## The task
Among the lines below, count those with "JSON". Give only the number.

── Given records ──

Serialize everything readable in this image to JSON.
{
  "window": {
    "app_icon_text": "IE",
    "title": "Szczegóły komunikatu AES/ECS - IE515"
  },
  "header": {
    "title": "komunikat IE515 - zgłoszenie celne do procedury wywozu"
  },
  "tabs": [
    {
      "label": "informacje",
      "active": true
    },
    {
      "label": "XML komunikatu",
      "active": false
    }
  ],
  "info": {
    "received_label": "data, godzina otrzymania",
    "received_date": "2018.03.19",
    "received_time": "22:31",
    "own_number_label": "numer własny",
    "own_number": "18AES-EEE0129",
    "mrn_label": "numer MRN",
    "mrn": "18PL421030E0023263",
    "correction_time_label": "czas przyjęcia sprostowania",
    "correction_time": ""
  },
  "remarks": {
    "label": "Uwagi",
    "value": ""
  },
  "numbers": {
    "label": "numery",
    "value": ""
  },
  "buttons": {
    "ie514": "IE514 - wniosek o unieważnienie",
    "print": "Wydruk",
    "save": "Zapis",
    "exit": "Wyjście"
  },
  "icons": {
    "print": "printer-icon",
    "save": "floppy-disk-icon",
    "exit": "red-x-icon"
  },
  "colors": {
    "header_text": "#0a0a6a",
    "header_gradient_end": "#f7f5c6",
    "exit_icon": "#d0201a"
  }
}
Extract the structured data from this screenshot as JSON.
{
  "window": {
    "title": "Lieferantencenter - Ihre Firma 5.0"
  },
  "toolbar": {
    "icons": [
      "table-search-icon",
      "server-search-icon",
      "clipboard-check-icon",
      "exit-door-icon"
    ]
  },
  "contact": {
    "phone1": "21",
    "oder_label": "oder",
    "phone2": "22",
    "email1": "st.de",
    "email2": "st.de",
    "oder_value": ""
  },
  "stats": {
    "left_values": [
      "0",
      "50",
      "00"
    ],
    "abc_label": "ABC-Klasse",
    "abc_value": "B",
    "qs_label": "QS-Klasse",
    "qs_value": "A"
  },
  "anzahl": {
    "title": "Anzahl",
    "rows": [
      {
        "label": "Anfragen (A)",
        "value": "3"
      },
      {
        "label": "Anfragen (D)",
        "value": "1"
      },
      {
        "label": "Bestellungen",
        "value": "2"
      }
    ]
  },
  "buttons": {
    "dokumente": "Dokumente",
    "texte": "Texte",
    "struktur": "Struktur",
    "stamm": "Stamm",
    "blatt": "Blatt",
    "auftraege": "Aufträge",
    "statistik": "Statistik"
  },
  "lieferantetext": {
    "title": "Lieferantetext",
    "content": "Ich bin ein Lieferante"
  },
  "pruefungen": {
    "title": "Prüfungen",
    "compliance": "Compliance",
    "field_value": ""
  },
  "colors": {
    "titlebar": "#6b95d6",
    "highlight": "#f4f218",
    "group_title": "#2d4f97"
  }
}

───

## Answer to the task
2